### Your objective
From the entries that follow, gather each line holding the word "this".

### Given information
------------------------------------------------------------

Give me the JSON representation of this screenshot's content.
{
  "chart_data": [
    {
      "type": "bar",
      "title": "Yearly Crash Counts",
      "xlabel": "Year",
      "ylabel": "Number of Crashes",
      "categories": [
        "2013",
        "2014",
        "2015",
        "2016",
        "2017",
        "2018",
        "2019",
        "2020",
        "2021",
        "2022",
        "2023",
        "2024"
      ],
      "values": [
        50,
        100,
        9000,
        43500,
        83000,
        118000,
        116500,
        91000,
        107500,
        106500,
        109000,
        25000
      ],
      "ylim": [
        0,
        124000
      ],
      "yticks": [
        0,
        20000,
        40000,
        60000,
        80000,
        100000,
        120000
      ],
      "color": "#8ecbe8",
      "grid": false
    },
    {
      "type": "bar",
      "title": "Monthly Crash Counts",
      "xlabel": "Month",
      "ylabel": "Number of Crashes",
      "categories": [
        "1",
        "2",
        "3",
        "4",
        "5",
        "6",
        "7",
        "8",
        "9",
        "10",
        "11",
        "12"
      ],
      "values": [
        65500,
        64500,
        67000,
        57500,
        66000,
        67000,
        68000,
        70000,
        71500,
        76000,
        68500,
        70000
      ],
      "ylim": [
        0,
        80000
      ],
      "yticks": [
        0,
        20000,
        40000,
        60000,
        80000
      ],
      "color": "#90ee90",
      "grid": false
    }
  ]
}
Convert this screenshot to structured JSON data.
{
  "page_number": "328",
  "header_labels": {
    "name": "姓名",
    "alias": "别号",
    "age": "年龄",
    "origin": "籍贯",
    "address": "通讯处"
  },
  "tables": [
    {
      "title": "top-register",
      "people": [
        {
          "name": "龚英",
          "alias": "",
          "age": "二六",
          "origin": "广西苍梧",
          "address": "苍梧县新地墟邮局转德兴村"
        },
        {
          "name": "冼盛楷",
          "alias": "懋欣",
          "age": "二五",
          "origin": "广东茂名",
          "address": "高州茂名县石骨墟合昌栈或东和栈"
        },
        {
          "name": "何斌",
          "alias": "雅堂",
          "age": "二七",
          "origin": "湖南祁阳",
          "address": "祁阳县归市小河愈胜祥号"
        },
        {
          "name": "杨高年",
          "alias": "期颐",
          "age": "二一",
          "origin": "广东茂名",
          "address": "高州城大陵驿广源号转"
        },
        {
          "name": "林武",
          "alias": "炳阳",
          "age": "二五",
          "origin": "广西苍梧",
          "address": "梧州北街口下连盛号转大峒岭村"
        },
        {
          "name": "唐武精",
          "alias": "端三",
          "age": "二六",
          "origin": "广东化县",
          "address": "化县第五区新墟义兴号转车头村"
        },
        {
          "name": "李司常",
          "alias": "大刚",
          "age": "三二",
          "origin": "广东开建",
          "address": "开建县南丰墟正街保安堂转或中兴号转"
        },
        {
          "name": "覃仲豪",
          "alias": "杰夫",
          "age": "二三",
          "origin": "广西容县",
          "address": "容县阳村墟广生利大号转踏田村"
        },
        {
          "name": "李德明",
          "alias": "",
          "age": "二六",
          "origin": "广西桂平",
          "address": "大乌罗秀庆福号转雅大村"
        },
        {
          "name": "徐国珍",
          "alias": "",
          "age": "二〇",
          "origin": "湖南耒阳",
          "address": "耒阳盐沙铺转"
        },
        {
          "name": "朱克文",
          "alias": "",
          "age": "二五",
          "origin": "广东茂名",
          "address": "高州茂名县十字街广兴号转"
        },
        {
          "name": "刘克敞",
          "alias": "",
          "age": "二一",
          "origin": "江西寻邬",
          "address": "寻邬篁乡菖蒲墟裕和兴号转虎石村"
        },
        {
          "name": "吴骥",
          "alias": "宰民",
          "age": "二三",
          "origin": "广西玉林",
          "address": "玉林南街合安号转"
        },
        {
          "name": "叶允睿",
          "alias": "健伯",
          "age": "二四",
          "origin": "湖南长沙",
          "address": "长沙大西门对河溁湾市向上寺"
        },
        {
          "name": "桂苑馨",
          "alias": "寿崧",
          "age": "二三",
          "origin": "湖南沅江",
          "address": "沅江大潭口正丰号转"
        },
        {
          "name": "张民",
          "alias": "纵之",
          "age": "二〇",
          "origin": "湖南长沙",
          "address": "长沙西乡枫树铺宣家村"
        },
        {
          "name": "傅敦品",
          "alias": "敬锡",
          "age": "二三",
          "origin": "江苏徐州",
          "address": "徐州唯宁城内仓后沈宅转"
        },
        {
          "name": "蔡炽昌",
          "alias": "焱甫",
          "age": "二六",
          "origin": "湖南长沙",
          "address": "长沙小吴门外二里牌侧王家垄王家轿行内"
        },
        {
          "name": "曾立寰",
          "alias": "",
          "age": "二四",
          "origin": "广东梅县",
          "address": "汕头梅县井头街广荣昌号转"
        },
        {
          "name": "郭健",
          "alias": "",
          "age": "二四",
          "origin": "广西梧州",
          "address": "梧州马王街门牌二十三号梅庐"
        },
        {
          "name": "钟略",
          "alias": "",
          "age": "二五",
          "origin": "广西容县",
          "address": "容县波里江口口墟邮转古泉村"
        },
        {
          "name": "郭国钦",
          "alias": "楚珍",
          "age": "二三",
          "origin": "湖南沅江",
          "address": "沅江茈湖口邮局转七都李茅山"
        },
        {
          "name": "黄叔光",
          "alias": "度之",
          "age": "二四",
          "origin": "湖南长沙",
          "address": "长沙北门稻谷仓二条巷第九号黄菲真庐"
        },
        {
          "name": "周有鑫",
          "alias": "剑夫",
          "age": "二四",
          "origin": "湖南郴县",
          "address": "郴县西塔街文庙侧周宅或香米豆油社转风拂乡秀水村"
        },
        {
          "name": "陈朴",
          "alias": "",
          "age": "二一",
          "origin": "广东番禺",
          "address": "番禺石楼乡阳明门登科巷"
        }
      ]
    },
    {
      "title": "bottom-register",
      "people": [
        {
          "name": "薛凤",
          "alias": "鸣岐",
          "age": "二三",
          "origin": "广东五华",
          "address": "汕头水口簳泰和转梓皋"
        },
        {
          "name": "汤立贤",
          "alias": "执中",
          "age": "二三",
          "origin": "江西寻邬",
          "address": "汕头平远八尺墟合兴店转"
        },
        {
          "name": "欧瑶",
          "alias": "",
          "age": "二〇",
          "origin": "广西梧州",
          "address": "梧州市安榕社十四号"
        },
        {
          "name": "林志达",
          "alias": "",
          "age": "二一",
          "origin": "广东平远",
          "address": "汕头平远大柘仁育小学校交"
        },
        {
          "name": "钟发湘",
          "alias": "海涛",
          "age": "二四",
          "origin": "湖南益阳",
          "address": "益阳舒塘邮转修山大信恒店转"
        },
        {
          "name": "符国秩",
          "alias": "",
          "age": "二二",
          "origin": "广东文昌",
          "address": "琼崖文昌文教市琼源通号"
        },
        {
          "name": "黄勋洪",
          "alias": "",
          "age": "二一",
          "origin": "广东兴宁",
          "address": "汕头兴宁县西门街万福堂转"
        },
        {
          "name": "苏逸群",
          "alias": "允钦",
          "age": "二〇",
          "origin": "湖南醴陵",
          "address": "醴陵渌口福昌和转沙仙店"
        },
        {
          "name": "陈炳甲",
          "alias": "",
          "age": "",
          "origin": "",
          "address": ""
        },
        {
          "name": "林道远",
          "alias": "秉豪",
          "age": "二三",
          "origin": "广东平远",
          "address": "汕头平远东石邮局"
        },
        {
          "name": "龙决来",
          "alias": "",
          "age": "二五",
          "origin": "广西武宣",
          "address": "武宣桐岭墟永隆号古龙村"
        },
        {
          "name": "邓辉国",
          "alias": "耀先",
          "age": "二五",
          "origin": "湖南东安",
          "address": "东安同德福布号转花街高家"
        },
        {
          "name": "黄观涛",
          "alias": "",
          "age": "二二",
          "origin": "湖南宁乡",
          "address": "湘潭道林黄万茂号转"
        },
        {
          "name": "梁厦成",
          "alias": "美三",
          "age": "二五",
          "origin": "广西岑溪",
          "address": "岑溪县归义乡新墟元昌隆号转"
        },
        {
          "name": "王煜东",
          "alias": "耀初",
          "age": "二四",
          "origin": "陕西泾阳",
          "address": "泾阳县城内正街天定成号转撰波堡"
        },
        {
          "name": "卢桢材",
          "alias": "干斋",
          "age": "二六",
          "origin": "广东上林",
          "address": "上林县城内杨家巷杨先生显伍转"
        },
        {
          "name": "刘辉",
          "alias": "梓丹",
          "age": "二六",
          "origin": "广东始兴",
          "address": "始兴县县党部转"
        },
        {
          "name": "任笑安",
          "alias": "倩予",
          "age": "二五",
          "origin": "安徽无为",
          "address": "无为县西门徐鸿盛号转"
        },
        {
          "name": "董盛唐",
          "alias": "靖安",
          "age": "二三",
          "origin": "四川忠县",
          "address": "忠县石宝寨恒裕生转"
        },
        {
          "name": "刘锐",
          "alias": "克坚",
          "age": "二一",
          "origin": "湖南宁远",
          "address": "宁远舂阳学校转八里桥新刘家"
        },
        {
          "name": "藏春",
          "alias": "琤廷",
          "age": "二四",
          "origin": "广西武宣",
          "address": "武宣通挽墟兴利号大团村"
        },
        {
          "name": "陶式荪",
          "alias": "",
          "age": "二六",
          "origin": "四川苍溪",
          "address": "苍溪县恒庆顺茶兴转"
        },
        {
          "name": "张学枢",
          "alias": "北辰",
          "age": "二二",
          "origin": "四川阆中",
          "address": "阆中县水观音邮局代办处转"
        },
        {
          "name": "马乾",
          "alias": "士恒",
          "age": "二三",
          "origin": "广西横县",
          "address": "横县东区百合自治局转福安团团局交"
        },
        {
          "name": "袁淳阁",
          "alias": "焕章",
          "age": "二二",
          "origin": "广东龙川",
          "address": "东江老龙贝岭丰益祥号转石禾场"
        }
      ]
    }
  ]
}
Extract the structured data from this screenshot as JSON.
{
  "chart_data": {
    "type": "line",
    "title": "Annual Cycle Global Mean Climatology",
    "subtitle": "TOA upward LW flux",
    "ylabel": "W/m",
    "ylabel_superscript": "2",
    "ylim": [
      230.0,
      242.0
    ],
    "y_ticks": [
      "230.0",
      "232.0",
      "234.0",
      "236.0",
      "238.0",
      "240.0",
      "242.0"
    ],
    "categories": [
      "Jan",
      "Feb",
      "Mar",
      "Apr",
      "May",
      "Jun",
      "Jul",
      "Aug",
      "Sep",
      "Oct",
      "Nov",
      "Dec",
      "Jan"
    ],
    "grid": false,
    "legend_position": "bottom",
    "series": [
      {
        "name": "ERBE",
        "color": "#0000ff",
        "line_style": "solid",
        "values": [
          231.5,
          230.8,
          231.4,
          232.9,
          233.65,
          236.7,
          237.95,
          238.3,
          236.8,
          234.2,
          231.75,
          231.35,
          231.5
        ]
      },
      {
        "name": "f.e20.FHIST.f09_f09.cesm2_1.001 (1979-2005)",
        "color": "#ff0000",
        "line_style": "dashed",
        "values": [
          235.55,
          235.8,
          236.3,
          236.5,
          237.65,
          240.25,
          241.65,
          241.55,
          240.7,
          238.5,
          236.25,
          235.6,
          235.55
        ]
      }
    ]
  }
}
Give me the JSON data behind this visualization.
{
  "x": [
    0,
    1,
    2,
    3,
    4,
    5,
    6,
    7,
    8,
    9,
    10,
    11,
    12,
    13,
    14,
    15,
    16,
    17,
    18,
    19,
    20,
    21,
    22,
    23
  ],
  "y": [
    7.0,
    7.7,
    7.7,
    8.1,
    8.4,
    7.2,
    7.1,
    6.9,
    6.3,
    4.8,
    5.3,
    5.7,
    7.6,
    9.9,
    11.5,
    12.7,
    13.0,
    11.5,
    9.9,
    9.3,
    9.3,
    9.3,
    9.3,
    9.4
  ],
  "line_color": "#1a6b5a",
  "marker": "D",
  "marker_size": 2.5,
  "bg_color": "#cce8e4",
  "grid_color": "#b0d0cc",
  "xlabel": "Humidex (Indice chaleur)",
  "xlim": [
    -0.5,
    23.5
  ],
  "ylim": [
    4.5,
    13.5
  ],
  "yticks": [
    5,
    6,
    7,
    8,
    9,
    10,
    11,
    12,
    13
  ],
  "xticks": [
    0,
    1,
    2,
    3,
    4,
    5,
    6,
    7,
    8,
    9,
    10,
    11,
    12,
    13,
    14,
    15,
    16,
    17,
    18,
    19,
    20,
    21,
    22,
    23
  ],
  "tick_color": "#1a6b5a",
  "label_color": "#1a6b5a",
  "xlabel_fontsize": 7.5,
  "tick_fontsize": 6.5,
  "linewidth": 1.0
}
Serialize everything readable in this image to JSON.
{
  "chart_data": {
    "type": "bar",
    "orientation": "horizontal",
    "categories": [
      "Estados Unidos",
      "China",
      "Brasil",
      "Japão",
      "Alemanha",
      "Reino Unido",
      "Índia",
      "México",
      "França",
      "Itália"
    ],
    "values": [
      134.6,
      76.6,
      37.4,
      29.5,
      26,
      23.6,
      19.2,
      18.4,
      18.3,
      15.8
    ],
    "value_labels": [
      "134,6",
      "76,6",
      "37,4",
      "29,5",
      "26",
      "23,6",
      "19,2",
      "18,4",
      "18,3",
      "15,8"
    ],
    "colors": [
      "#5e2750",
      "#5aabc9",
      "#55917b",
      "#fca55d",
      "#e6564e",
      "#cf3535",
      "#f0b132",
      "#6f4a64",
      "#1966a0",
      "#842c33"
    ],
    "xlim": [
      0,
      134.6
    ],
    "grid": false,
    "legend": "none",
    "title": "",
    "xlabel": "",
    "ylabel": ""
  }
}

------------------------------------------------------------

### Response
Give me the JSON representation of this screenshot's content.
Convert this screenshot to structured JSON data.
Extract the structured data from this screenshot as JSON.
Give me the JSON data behind this visualization.
Serialize everything readable in this image to JSON.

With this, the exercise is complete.